[WHAT IS ASKED]
**1)** Copy, word for word, everything in the forum post on horse remains in India from "ManishH wrote:Wow! And" down to "existed in India in 8000 BC.".
**2)** Decide whether each statement below agrees with the forum post on horse remains in India. For each one, answer yes or no and quote the words from the post that settle it.
(a) The post states that horse bones have been found in India from the neolithic age.
(b) The encyclopedia passage places Hallur in Gulbarga district.
(c) Bones of Equus caballus are said to have been reported from Malvan in Gujarat.
**3)** Continue the forum post on horse remains in India from its final line onward.

[DOCUMENT TEXT]
Start

ManishH wrote:Wow! And pray, where is the evidence of Bronze in India in 8000 BC.
Strawman. I did not make a claim that bronze existed in India in 8000 BC.
You said that RgVeda can be composed "any time between 8000 BC and 1200 BC". But it cannot be as early as 8000 BC because RgVeda mentions bronze and no man-made bronze objects have been found in greater Sindhu region dated 8000 BC
There is no guarantee that any specific bones will be found by archaeologists. Fitting facts to available evidence is called fudging and that is what has been done consistently by the usual culprits and their cheerleaders
Fudging is when claims of such old dates for horse are made without dated evidence.
But you asked about horse bones in India. When was the neolithic age? Horse bones have been found in India from the neolithic age.
http://www.omilosmeleton.gr/pdf/en/indo ... Debate.pdf

Our first surprise is that contrary to conventional assertions, quite a few
archaeologists have reported horse remains from India’s prehistoric sites. A.
Ghosh’s respected and authoritative Encyclopaedia of Indian Archaeology
mentions without fuss:
In India the ... true horse is reported from the Neolithic levels at Kodekal
[dist. Gulbarga of Karnataka] and Hallur [dist. Raichur of Karnataka] and
the late Harappa levels at Mohenjo-daro (Sewell and Guha, 1931) and
Ropar and at Harappa, Lothal and numerous other sites. ... Recently bones
of Equus caballus have also been reported from the proto-Harappa site of
Malvan in Gujarat.1
Let's examine them one by one ...

End

[DATASET EXTRACT]
Start

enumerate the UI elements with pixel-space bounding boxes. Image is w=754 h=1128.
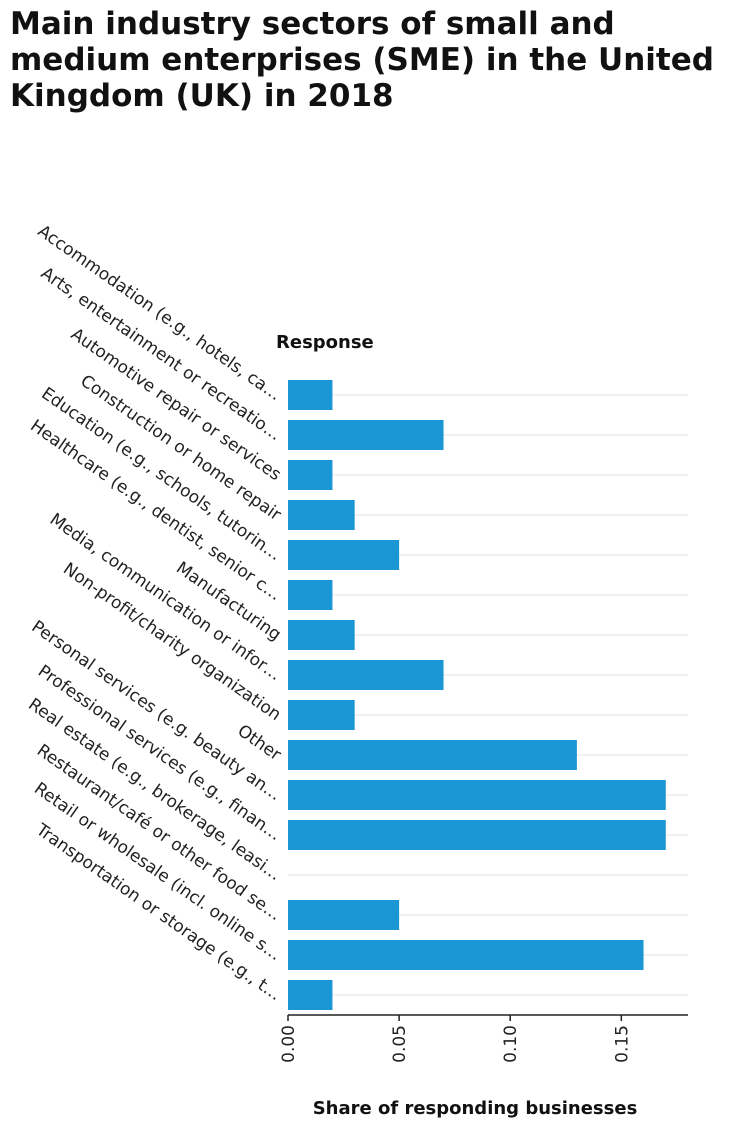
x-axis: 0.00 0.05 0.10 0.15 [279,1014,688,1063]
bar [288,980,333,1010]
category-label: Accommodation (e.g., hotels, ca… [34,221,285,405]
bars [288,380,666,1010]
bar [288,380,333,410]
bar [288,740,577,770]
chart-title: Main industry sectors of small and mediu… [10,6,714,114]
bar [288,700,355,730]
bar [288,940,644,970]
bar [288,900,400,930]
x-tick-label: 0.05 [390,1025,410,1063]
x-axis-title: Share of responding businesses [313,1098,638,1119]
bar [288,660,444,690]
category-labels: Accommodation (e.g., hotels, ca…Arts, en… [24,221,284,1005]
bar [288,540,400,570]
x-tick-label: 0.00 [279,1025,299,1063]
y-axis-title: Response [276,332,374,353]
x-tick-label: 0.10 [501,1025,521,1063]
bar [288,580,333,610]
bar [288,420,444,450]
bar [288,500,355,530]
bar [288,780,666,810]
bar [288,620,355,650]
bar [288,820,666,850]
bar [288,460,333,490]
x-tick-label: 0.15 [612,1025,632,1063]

End
Start

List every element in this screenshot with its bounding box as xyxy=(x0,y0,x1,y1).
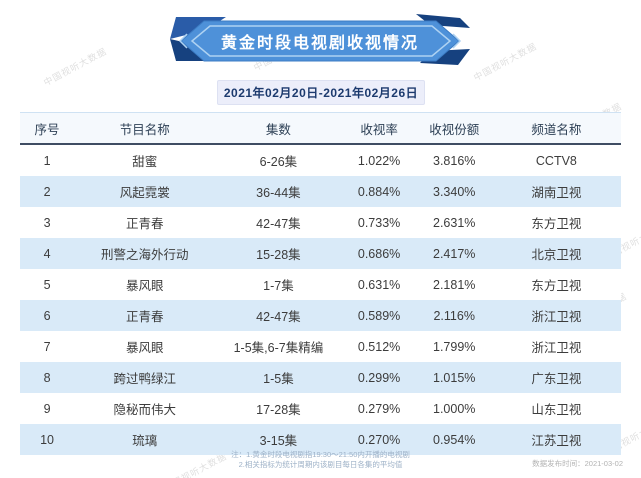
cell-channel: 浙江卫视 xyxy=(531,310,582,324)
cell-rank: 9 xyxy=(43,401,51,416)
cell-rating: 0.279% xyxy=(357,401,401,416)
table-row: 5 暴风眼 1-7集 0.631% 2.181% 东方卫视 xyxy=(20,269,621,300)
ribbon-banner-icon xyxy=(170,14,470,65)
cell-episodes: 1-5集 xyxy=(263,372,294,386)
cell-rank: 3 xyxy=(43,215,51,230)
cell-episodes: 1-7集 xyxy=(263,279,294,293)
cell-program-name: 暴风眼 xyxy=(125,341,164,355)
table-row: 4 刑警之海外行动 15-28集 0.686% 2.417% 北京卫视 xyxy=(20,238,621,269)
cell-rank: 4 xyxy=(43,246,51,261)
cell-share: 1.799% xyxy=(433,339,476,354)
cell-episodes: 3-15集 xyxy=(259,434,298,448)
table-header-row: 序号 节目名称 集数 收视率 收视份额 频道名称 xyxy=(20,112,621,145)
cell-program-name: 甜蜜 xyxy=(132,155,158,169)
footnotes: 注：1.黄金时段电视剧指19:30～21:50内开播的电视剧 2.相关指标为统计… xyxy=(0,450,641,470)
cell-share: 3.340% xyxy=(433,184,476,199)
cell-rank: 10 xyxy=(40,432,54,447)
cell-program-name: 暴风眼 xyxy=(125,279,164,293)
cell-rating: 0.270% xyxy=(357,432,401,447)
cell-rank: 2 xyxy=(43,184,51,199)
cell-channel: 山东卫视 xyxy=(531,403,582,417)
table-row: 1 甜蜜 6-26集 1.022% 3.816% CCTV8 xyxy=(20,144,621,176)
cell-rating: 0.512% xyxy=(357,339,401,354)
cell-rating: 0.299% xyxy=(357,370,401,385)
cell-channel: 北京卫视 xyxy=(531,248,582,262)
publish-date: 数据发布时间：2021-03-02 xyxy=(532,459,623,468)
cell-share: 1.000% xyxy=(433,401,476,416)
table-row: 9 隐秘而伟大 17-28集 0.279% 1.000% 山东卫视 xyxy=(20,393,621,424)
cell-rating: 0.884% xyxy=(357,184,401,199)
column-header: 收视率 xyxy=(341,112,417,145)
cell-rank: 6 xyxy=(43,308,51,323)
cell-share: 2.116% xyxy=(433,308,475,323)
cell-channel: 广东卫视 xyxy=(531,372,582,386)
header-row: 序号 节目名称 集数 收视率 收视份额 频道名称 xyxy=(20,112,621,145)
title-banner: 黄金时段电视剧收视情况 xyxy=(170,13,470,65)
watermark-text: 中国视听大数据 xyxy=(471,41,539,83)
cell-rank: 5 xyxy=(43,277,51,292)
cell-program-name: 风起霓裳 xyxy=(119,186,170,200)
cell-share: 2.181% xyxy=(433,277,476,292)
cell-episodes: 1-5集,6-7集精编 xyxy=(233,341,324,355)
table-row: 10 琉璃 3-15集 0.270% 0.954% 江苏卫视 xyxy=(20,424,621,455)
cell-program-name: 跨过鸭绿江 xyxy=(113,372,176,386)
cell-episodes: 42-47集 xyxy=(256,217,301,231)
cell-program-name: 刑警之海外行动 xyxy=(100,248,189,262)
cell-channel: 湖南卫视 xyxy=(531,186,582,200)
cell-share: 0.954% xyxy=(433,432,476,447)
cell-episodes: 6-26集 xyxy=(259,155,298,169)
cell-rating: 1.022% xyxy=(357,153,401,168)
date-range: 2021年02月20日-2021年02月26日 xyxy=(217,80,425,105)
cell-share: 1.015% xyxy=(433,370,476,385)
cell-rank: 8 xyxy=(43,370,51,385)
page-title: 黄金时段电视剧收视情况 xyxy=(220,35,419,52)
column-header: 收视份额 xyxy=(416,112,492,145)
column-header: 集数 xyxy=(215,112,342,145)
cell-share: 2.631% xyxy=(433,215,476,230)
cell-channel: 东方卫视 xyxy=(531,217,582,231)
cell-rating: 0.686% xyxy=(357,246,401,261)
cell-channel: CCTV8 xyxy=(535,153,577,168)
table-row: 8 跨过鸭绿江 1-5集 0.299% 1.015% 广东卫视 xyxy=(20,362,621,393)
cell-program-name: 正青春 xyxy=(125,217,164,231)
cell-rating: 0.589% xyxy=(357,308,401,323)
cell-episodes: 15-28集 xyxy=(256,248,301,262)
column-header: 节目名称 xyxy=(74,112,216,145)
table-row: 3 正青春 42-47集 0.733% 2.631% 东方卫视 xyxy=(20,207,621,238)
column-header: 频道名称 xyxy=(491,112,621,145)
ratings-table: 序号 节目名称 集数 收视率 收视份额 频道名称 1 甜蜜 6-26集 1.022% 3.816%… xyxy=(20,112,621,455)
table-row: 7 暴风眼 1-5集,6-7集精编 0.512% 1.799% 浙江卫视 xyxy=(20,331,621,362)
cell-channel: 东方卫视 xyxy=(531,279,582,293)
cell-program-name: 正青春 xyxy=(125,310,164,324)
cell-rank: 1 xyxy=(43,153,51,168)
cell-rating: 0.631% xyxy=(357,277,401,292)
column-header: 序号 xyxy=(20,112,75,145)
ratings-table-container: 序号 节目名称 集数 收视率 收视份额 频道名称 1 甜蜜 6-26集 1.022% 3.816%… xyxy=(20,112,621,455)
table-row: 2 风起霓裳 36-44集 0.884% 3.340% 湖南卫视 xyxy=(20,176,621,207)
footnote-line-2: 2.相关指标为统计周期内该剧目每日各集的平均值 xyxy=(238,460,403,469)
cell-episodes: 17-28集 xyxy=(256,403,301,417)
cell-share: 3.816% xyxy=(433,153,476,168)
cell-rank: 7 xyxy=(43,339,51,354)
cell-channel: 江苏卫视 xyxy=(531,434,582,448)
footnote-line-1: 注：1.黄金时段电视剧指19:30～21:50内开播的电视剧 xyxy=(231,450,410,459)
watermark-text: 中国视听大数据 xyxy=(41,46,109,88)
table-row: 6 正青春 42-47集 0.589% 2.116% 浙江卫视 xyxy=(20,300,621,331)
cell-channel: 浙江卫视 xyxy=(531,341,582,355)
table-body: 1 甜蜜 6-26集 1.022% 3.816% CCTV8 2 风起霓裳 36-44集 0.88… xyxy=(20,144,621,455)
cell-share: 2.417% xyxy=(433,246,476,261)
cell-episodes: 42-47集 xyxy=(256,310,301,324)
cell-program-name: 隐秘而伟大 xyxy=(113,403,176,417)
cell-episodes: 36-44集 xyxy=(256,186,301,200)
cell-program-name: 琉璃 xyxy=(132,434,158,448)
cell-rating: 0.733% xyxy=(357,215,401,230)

End
Start

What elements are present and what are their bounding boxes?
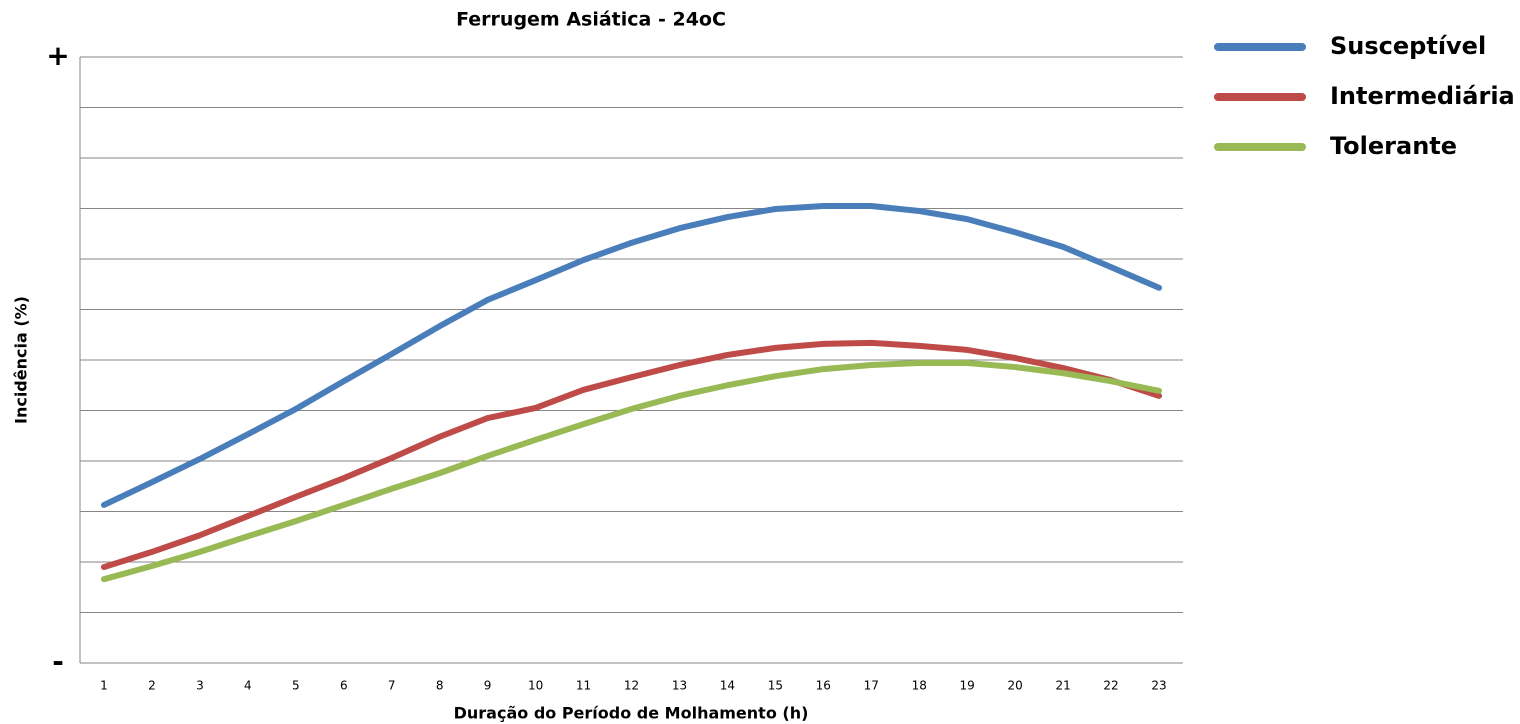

End

[FINAL RESULTS]
**1)**
ManishH wrote:Wow! And pray, where is the evidence of Bronze in India in 8000 BC.
Strawman. I did not make a claim that bronze existed in India in 8000 BC.

**2)**
(a) Yes: "Horse bones have been found in India from the neolithic age."
(b) No: "Hallur [dist. Raichur of Karnataka]"
(c) Yes: "Recently bones of Equus caballus have also been reported from the proto-Harappa site of Malvan in Gujarat."

**3)**
Hallur Horse: This is well dated - ~1500 BC

Late-Harappan of Mohenjodaro : this is the phase from 1700 - 1300 BC

Malvan: this is a post-harappan, not "proto-harappan" archaeological site with two periods. Period I, the earliest from 1400-1000 BC. See "Excavations at Malvan", Allchin, Joshi, Sharma

Kodekal: Neolithic "levels", not neolithic "age". And again there are no dates - all it says is "neolithic levels". It just says "have been reported" - no reference to who has reported, what publication it has been reported, how has it been ascertained as different from onager remains etc...

The review paper here summarizes the chronology of neolithic of South India, including Kodekal and Hallur ..

"Dating the Neolithic of South India: new radiometric evidence for key economic, social and ritual transformations."

According to the paper, the earliest evidence of horse in South Indian Neolithic 1400 BC.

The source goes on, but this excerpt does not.